## Aim
Write out all of the data exactly as it appears.

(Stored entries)
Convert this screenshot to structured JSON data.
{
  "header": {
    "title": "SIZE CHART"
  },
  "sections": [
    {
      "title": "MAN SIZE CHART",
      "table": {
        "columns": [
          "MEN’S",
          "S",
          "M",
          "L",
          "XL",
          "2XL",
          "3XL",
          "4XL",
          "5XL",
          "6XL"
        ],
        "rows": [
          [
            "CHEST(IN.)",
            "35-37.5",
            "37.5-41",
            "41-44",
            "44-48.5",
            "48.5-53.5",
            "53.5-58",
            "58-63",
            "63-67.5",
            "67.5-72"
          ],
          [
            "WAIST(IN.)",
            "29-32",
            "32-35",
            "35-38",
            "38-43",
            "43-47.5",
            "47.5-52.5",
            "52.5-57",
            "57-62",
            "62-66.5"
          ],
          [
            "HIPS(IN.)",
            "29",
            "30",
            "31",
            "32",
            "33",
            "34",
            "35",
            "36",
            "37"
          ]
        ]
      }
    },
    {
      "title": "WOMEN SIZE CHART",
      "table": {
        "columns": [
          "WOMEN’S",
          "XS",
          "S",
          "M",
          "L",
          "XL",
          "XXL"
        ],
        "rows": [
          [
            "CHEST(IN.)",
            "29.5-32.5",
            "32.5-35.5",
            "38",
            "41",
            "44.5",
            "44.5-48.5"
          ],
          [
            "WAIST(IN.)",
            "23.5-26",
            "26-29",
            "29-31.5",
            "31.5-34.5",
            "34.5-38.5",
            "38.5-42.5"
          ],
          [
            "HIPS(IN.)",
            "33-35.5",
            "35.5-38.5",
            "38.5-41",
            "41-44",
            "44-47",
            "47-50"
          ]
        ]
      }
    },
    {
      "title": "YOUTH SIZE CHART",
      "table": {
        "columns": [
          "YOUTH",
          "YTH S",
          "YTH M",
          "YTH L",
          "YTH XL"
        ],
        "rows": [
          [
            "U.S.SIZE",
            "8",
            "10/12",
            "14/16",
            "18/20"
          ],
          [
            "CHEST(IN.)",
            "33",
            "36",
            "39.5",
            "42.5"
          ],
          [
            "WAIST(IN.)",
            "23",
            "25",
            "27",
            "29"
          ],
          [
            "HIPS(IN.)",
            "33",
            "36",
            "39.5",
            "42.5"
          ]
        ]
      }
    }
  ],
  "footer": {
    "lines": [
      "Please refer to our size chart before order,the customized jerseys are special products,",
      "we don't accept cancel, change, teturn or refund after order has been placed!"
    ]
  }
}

## Task result
Convert this screenshot to structured JSON data.
{
  "header": {
    "title": "SIZE CHART"
  },
  "sections": [
    {
      "title": "MAN SIZE CHART",
      "table": {
        "columns": [
          "MEN’S",
          "S",
          "M",
          "L",
          "XL",
          "2XL",
          "3XL",
          "4XL",
          "5XL",
          "6XL"
        ],
        "rows": [
          [
            "CHEST(IN.)",
            "35-37.5",
            "37.5-41",
            "41-44",
            "44-48.5",
            "48.5-53.5",
            "53.5-58",
            "58-63",
            "63-67.5",
            "67.5-72"
          ],
          [
            "WAIST(IN.)",
            "29-32",
            "32-35",
            "35-38",
            "38-43",
            "43-47.5",
            "47.5-52.5",
            "52.5-57",
            "57-62",
            "62-66.5"
          ],
          [
            "HIPS(IN.)",
            "29",
            "30",
            "31",
            "32",
            "33",
            "34",
            "35",
            "36",
            "37"
          ]
        ]
      }
    },
    {
      "title": "WOMEN SIZE CHART",
      "table": {
        "columns": [
          "WOMEN’S",
          "XS",
          "S",
          "M",
          "L",
          "XL",
          "XXL"
        ],
        "rows": [
          [
            "CHEST(IN.)",
            "29.5-32.5",
            "32.5-35.5",
            "38",
            "41",
            "44.5",
            "44.5-48.5"
          ],
          [
            "WAIST(IN.)",
            "23.5-26",
            "26-29",
            "29-31.5",
            "31.5-34.5",
            "34.5-38.5",
            "38.5-42.5"
          ],
          [
            "HIPS(IN.)",
            "33-35.5",
            "35.5-38.5",
            "38.5-41",
            "41-44",
            "44-47",
            "47-50"
          ]
        ]
      }
    },
    {
      "title": "YOUTH SIZE CHART",
      "table": {
        "columns": [
          "YOUTH",
          "YTH S",
          "YTH M",
          "YTH L",
          "YTH XL"
        ],
        "rows": [
          [
            "U.S.SIZE",
            "8",
            "10/12",
            "14/16",
            "18/20"
          ],
          [
            "CHEST(IN.)",
            "33",
            "36",
            "39.5",
            "42.5"
          ],
          [
            "WAIST(IN.)",
            "23",
            "25",
            "27",
            "29"
          ],
          [
            "HIPS(IN.)",
            "33",
            "36",
            "39.5",
            "42.5"
          ]
        ]
      }
    }
  ],
  "footer": {
    "lines": [
      "Please refer to our size chart before order,the customized jerseys are special products,",
      "we don't accept cancel, change, teturn or refund after order has been placed!"
    ]
  }
}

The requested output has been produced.